§ **Material to process**:

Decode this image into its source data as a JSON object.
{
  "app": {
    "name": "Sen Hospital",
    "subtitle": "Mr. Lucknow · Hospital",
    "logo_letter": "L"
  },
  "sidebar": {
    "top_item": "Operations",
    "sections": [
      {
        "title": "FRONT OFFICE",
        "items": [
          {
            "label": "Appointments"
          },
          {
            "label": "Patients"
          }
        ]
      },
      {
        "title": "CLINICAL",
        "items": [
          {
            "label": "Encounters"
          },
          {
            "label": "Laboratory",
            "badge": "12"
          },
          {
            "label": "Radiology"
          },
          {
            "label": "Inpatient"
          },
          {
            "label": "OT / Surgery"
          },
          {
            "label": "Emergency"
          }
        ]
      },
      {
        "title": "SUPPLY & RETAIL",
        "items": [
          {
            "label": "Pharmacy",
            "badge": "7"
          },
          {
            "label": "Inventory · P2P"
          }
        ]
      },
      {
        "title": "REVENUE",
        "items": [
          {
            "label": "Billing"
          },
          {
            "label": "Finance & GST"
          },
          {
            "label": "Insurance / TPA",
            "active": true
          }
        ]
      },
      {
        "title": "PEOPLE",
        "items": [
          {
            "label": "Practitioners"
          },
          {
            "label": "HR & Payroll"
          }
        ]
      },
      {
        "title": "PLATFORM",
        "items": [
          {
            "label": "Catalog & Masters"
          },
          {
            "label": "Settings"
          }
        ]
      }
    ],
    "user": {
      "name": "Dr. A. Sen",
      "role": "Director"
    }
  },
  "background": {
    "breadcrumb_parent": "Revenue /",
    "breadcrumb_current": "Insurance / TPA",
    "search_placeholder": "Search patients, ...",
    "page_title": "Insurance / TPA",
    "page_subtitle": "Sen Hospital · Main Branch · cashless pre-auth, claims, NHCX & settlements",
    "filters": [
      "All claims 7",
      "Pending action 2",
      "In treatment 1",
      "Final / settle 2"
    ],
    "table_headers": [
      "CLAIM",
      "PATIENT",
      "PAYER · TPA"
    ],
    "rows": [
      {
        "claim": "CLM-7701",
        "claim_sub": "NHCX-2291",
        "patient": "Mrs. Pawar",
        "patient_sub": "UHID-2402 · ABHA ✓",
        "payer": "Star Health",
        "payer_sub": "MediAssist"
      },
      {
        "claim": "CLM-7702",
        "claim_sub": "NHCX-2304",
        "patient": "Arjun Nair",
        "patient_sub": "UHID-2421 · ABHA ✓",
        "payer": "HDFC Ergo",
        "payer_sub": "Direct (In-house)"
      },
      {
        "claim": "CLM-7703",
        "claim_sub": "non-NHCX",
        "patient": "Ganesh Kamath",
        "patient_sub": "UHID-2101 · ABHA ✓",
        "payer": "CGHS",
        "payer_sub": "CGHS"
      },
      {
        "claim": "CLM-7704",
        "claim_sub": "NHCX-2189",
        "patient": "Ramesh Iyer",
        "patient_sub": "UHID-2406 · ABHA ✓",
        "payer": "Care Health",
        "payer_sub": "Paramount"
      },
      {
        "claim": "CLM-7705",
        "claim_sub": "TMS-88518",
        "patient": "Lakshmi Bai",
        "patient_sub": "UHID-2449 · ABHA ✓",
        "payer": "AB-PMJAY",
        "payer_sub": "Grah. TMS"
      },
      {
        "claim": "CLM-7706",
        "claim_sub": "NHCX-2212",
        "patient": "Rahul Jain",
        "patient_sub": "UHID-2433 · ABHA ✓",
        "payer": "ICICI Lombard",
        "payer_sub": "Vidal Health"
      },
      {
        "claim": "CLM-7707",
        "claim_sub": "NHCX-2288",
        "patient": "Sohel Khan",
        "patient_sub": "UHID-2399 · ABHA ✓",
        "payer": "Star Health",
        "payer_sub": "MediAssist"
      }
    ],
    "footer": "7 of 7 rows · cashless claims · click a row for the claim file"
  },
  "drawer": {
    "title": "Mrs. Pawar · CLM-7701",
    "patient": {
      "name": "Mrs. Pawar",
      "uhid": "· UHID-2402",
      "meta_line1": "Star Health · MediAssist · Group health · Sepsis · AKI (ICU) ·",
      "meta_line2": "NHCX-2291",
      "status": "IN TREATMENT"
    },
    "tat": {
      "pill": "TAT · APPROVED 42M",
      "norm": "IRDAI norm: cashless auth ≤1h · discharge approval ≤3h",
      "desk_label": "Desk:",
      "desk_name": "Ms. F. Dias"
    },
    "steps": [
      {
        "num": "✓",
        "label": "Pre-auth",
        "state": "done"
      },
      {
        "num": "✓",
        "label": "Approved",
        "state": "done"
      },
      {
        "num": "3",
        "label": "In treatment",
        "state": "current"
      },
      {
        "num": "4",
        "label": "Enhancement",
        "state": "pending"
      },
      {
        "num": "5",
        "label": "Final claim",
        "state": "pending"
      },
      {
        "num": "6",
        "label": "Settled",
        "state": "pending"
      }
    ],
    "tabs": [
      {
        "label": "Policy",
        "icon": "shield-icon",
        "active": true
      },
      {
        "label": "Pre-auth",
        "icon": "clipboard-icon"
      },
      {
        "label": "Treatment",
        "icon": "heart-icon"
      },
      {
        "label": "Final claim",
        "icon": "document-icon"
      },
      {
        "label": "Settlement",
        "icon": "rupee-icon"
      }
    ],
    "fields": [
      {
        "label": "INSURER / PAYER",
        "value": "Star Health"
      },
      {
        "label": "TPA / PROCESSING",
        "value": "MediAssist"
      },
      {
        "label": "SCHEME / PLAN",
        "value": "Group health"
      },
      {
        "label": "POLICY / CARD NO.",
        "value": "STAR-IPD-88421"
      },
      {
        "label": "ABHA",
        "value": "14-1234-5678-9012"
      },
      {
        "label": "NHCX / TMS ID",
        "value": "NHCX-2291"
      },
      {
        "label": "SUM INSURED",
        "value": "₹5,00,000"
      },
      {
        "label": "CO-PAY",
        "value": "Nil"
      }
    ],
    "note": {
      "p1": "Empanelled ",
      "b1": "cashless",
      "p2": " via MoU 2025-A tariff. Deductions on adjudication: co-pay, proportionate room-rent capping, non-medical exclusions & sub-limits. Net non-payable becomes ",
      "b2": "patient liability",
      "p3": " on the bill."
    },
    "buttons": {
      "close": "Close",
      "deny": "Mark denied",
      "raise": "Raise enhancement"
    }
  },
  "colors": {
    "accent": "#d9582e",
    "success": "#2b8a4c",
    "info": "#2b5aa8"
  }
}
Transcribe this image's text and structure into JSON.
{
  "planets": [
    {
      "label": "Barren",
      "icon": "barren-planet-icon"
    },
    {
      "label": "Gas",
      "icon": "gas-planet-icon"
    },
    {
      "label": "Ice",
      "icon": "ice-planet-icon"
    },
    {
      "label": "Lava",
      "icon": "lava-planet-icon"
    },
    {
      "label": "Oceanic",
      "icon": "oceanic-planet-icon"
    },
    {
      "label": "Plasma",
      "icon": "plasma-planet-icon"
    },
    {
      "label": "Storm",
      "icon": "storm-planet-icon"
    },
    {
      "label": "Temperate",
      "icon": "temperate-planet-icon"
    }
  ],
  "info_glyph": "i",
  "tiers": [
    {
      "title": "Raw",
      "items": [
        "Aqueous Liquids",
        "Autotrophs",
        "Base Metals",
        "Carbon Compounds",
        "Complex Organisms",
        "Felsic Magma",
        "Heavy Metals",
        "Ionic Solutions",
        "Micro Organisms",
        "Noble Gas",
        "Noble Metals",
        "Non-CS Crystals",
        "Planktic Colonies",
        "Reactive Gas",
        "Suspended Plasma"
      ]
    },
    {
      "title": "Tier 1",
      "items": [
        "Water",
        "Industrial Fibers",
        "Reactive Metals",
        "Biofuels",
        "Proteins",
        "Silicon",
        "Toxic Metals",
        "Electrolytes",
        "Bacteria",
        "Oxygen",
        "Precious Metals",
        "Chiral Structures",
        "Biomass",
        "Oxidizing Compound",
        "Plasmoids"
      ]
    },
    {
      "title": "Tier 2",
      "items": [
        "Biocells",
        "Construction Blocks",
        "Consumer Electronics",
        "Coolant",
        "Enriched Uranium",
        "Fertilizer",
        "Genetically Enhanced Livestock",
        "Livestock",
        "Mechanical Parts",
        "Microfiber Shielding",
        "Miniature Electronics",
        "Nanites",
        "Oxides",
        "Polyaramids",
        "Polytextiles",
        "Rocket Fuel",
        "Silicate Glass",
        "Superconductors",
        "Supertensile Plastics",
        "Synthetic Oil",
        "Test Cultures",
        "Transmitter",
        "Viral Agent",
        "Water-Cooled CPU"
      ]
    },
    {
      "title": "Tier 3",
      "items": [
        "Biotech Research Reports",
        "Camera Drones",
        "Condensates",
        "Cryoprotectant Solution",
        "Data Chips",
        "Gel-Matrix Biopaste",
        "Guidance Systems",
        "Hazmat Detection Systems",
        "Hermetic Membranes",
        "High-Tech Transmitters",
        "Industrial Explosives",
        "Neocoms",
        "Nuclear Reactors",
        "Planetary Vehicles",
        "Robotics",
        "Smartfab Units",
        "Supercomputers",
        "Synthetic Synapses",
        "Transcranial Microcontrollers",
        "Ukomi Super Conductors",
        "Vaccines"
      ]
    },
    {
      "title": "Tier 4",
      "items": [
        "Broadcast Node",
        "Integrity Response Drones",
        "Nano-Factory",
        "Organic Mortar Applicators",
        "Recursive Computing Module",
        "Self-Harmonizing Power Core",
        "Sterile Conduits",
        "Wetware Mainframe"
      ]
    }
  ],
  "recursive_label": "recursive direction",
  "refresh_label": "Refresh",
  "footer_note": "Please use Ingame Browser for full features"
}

§ **Work request**: Please return all lines above in which the string "JSON" is found.

§ **Exercise solution**:
Decode this image into its source data as a JSON object.
Transcribe this image's text and structure into JSON.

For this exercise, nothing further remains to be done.